--- start ---

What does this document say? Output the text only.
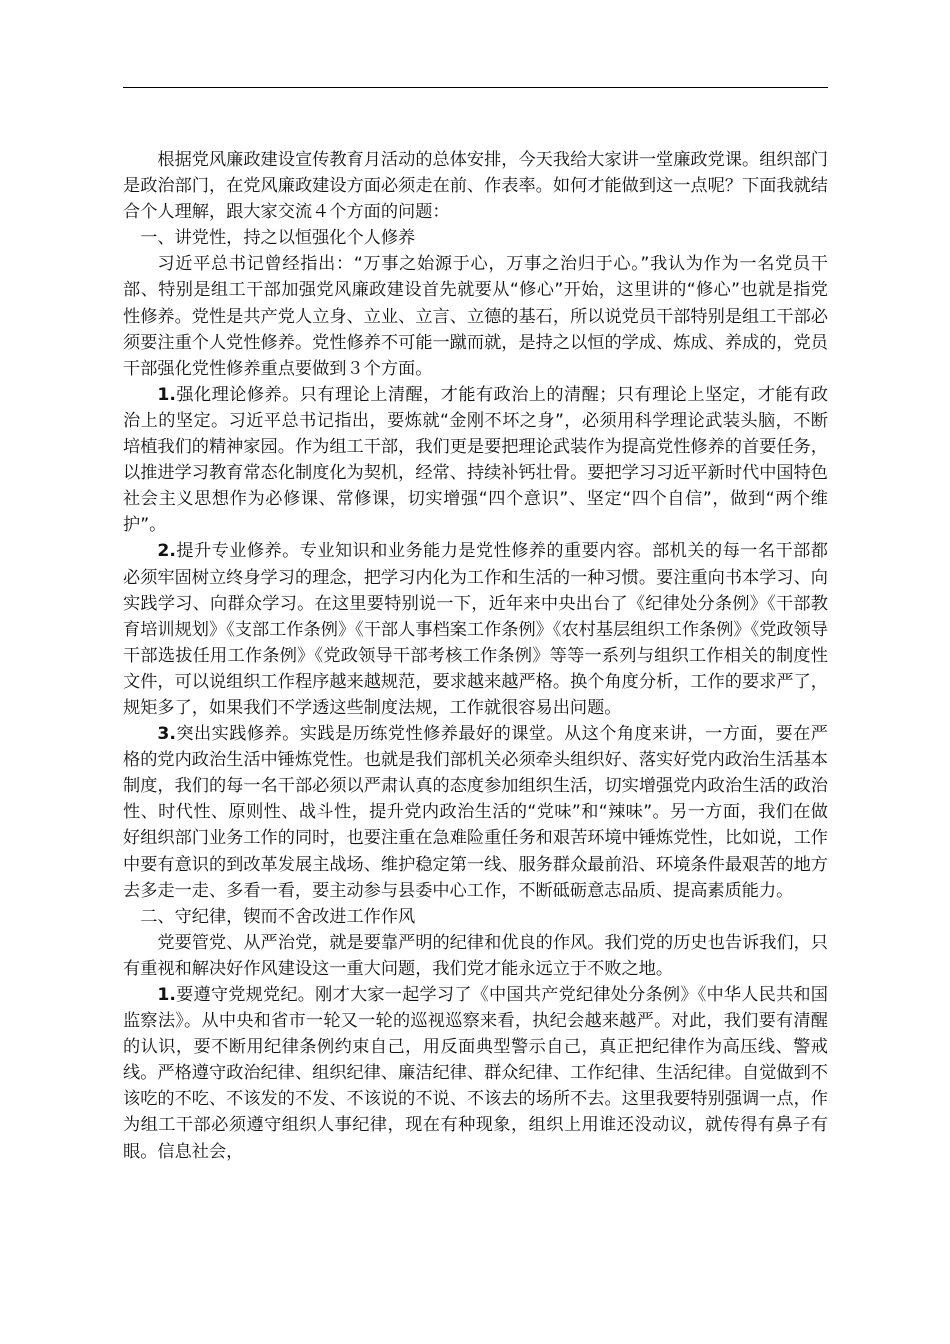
根据党风廉政建设宣传教育月活动的总体安排，今天我给大家讲一堂廉政党课。组织部门是政治部门，在党风廉政建设方面必须走在前、作表率。如何才能做到这一点呢？下面我就结合个人理解，跟大家交流４个方面的问题：

一、讲党性，持之以恒强化个人修养

习近平总书记曾经指出：“万事之始源于心，万事之治归于心。”我认为作为一名党员干部、特别是组工干部加强党风廉政建设首先就要从“修心”开始，这里讲的“修心”也就是指党性修养。党性是共产党人立身、立业、立言、立德的基石，所以说党员干部特别是组工干部必须要注重个人党性修养。党性修养不可能一蹴而就，是持之以恒的学成、炼成、养成的，党员干部强化党性修养重点要做到３个方面。

1.强化理论修养。只有理论上清醒，才能有政治上的清醒；只有理论上坚定，才能有政治上的坚定。习近平总书记指出，要炼就“金刚不坏之身”，必须用科学理论武装头脑，不断培植我们的精神家园。作为组工干部，我们更是要把理论武装作为提高党性修养的首要任务，以推进学习教育常态化制度化为契机，经常、持续补钙壮骨。要把学习习近平新时代中国特色社会主义思想作为必修课、常修课，切实增强“四个意识”、坚定“四个自信”，做到“两个维护”。

2.提升专业修养。专业知识和业务能力是党性修养的重要内容。部机关的每一名干部都必须牢固树立终身学习的理念，把学习内化为工作和生活的一种习惯。要注重向书本学习、向实践学习、向群众学习。在这里要特别说一下，近年来中央出台了《纪律处分条例》《干部教育培训规划》《支部工作条例》《干部人事档案工作条例》《农村基层组织工作条例》《党政领导干部选拔任用工作条例》《党政领导干部考核工作条例》等等一系列与组织工作相关的制度性文件，可以说组织工作程序越来越规范，要求越来越严格。换个角度分析，工作的要求严了，规矩多了，如果我们不学透这些制度法规，工作就很容易出问题。

3.突出实践修养。实践是历练党性修养最好的课堂。从这个角度来讲，一方面，要在严格的党内政治生活中锤炼党性。也就是我们部机关必须牵头组织好、落实好党内政治生活基本制度，我们的每一名干部必须以严肃认真的态度参加组织生活，切实增强党内政治生活的政治性、时代性、原则性、战斗性，提升党内政治生活的“党味”和“辣味”。另一方面，我们在做好组织部门业务工作的同时，也要注重在急难险重任务和艰苦环境中锤炼党性，比如说，工作中要有意识的到改革发展主战场、维护稳定第一线、服务群众最前沿、环境条件最艰苦的地方去多走一走、多看一看，要主动参与县委中心工作，不断砥砺意志品质、提高素质能力。

二、守纪律，锲而不舍改进工作作风

党要管党、从严治党，就是要靠严明的纪律和优良的作风。我们党的历史也告诉我们，只有重视和解决好作风建设这一重大问题，我们党才能永远立于不败之地。

1.要遵守党规党纪。刚才大家一起学习了《中国共产党纪律处分条例》《中华人民共和国监察法》。从中央和省市一轮又一轮的巡视巡察来看，执纪会越来越严。对此，我们要有清醒的认识，要不断用纪律条例约束自己，用反面典型警示自己，真正把纪律作为高压线、警戒线。严格遵守政治纪律、组织纪律、廉洁纪律、群众纪律、工作纪律、生活纪律。自觉做到不该吃的不吃、不该发的不发、不该说的不说、不该去的场所不去。这里我要特别强调一点，作为组工干部必须遵守组织人事纪律，现在有种现象，组织上用谁还没动议，就传得有鼻子有眼。信息社会，
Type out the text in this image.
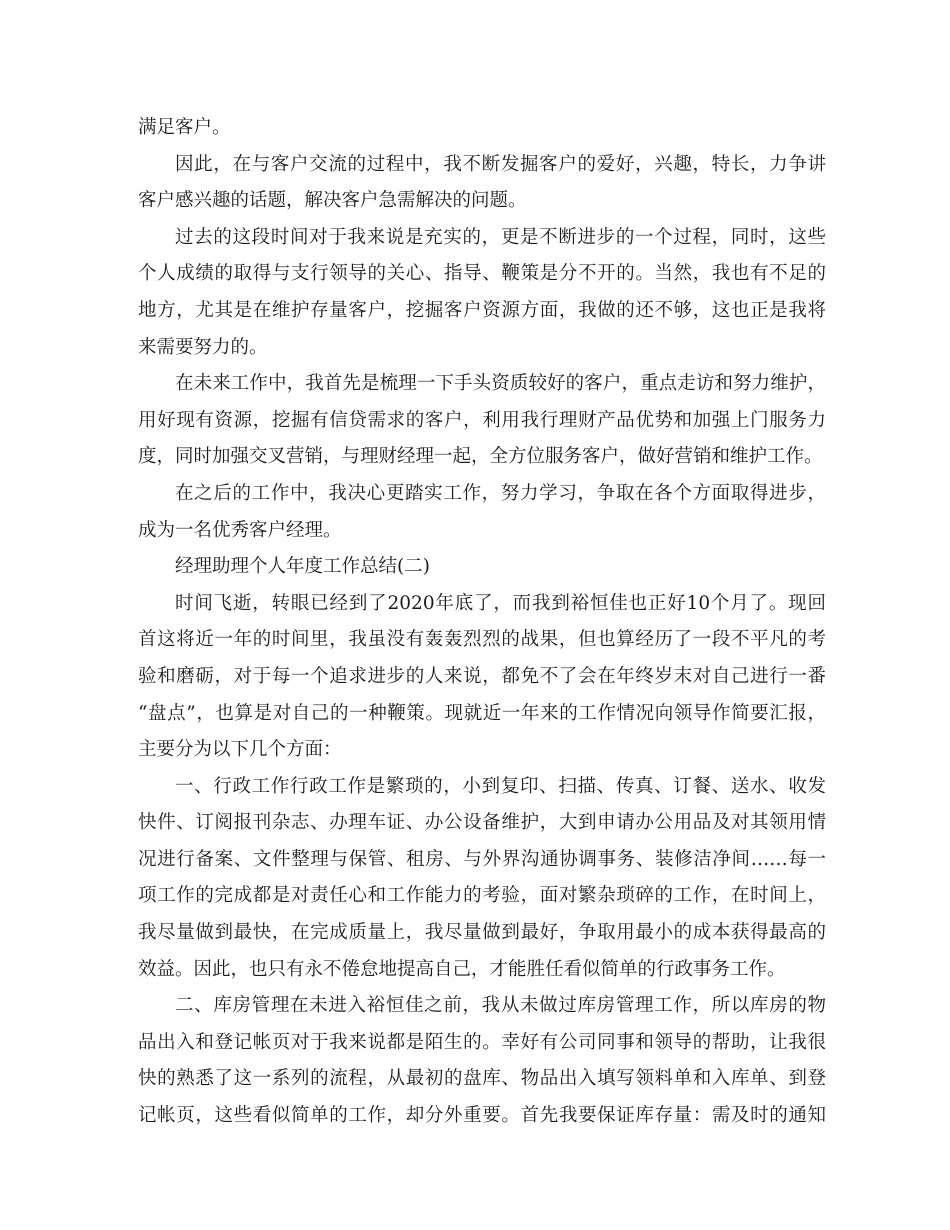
满足客户。
因此，在与客户交流的过程中，我不断发掘客户的爱好，兴趣，特长，力争讲
客户感兴趣的话题，解决客户急需解决的问题。
过去的这段时间对于我来说是充实的，更是不断进步的一个过程，同时，这些
个人成绩的取得与支行领导的关心、指导、鞭策是分不开的。当然，我也有不足的
地方，尤其是在维护存量客户，挖掘客户资源方面，我做的还不够，这也正是我将
来需要努力的。
在未来工作中，我首先是梳理一下手头资质较好的客户，重点走访和努力维护，
用好现有资源，挖掘有信贷需求的客户，利用我行理财产品优势和加强上门服务力
度，同时加强交叉营销，与理财经理一起，全方位服务客户，做好营销和维护工作。
在之后的工作中，我决心更踏实工作，努力学习，争取在各个方面取得进步，
成为一名优秀客户经理。
经理助理个人年度工作总结(二)
时间飞逝，转眼已经到了2020年底了，而我到裕恒佳也正好10个月了。现回
首这将近一年的时间里，我虽没有轰轰烈烈的战果，但也算经历了一段不平凡的考
验和磨砺，对于每一个追求进步的人来说，都免不了会在年终岁末对自己进行一番
“盘点”，也算是对自己的一种鞭策。现就近一年来的工作情况向领导作简要汇报，
主要分为以下几个方面：
一、行政工作行政工作是繁琐的，小到复印、扫描、传真、订餐、送水、收发
快件、订阅报刊杂志、办理车证、办公设备维护，大到申请办公用品及对其领用情
况进行备案、文件整理与保管、租房、与外界沟通协调事务、装修洁净间……每一
项工作的完成都是对责任心和工作能力的考验，面对繁杂琐碎的工作，在时间上，
我尽量做到最快，在完成质量上，我尽量做到最好，争取用最小的成本获得最高的
效益。因此，也只有永不倦怠地提高自己，才能胜任看似简单的行政事务工作。
二、库房管理在未进入裕恒佳之前，我从未做过库房管理工作，所以库房的物
品出入和登记帐页对于我来说都是陌生的。幸好有公司同事和领导的帮助，让我很
快的熟悉了这一系列的流程，从最初的盘库、物品出入填写领料单和入库单、到登
记帐页，这些看似简单的工作，却分外重要。首先我要保证库存量：需及时的通知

--- end ---

WRITTEN PROBLEM => Write the entries above out again exactly, but not the pictures.

OUTPUT FOR THIS EXERCISE =>
What does this document say? Output the text only.
根据党风廉政建设宣传教育月活动的总体安排，今天我给大家讲一堂廉政党课。组织部门是政治部门，在党风廉政建设方面必须走在前、作表率。如何才能做到这一点呢？下面我就结合个人理解，跟大家交流４个方面的问题：

一、讲党性，持之以恒强化个人修养

习近平总书记曾经指出：“万事之始源于心，万事之治归于心。”我认为作为一名党员干部、特别是组工干部加强党风廉政建设首先就要从“修心”开始，这里讲的“修心”也就是指党性修养。党性是共产党人立身、立业、立言、立德的基石，所以说党员干部特别是组工干部必须要注重个人党性修养。党性修养不可能一蹴而就，是持之以恒的学成、炼成、养成的，党员干部强化党性修养重点要做到３个方面。

1.强化理论修养。只有理论上清醒，才能有政治上的清醒；只有理论上坚定，才能有政治上的坚定。习近平总书记指出，要炼就“金刚不坏之身”，必须用科学理论武装头脑，不断培植我们的精神家园。作为组工干部，我们更是要把理论武装作为提高党性修养的首要任务，以推进学习教育常态化制度化为契机，经常、持续补钙壮骨。要把学习习近平新时代中国特色社会主义思想作为必修课、常修课，切实增强“四个意识”、坚定“四个自信”，做到“两个维护”。

2.提升专业修养。专业知识和业务能力是党性修养的重要内容。部机关的每一名干部都必须牢固树立终身学习的理念，把学习内化为工作和生活的一种习惯。要注重向书本学习、向实践学习、向群众学习。在这里要特别说一下，近年来中央出台了《纪律处分条例》《干部教育培训规划》《支部工作条例》《干部人事档案工作条例》《农村基层组织工作条例》《党政领导干部选拔任用工作条例》《党政领导干部考核工作条例》等等一系列与组织工作相关的制度性文件，可以说组织工作程序越来越规范，要求越来越严格。换个角度分析，工作的要求严了，规矩多了，如果我们不学透这些制度法规，工作就很容易出问题。

3.突出实践修养。实践是历练党性修养最好的课堂。从这个角度来讲，一方面，要在严格的党内政治生活中锤炼党性。也就是我们部机关必须牵头组织好、落实好党内政治生活基本制度，我们的每一名干部必须以严肃认真的态度参加组织生活，切实增强党内政治生活的政治性、时代性、原则性、战斗性，提升党内政治生活的“党味”和“辣味”。另一方面，我们在做好组织部门业务工作的同时，也要注重在急难险重任务和艰苦环境中锤炼党性，比如说，工作中要有意识的到改革发展主战场、维护稳定第一线、服务群众最前沿、环境条件最艰苦的地方去多走一走、多看一看，要主动参与县委中心工作，不断砥砺意志品质、提高素质能力。

二、守纪律，锲而不舍改进工作作风

党要管党、从严治党，就是要靠严明的纪律和优良的作风。我们党的历史也告诉我们，只有重视和解决好作风建设这一重大问题，我们党才能永远立于不败之地。

1.要遵守党规党纪。刚才大家一起学习了《中国共产党纪律处分条例》《中华人民共和国监察法》。从中央和省市一轮又一轮的巡视巡察来看，执纪会越来越严。对此，我们要有清醒的认识，要不断用纪律条例约束自己，用反面典型警示自己，真正把纪律作为高压线、警戒线。严格遵守政治纪律、组织纪律、廉洁纪律、群众纪律、工作纪律、生活纪律。自觉做到不该吃的不吃、不该发的不发、不该说的不说、不该去的场所不去。这里我要特别强调一点，作为组工干部必须遵守组织人事纪律，现在有种现象，组织上用谁还没动议，就传得有鼻子有眼。信息社会，
Type out the text in this image.
满足客户。
因此，在与客户交流的过程中，我不断发掘客户的爱好，兴趣，特长，力争讲
客户感兴趣的话题，解决客户急需解决的问题。
过去的这段时间对于我来说是充实的，更是不断进步的一个过程，同时，这些
个人成绩的取得与支行领导的关心、指导、鞭策是分不开的。当然，我也有不足的
地方，尤其是在维护存量客户，挖掘客户资源方面，我做的还不够，这也正是我将
来需要努力的。
在未来工作中，我首先是梳理一下手头资质较好的客户，重点走访和努力维护，
用好现有资源，挖掘有信贷需求的客户，利用我行理财产品优势和加强上门服务力
度，同时加强交叉营销，与理财经理一起，全方位服务客户，做好营销和维护工作。
在之后的工作中，我决心更踏实工作，努力学习，争取在各个方面取得进步，
成为一名优秀客户经理。
经理助理个人年度工作总结(二)
时间飞逝，转眼已经到了2020年底了，而我到裕恒佳也正好10个月了。现回
首这将近一年的时间里，我虽没有轰轰烈烈的战果，但也算经历了一段不平凡的考
验和磨砺，对于每一个追求进步的人来说，都免不了会在年终岁末对自己进行一番
“盘点”，也算是对自己的一种鞭策。现就近一年来的工作情况向领导作简要汇报，
主要分为以下几个方面：
一、行政工作行政工作是繁琐的，小到复印、扫描、传真、订餐、送水、收发
快件、订阅报刊杂志、办理车证、办公设备维护，大到申请办公用品及对其领用情
况进行备案、文件整理与保管、租房、与外界沟通协调事务、装修洁净间……每一
项工作的完成都是对责任心和工作能力的考验，面对繁杂琐碎的工作，在时间上，
我尽量做到最快，在完成质量上，我尽量做到最好，争取用最小的成本获得最高的
效益。因此，也只有永不倦怠地提高自己，才能胜任看似简单的行政事务工作。
二、库房管理在未进入裕恒佳之前，我从未做过库房管理工作，所以库房的物
品出入和登记帐页对于我来说都是陌生的。幸好有公司同事和领导的帮助，让我很
快的熟悉了这一系列的流程，从最初的盘库、物品出入填写领料单和入库单、到登
记帐页，这些看似简单的工作，却分外重要。首先我要保证库存量：需及时的通知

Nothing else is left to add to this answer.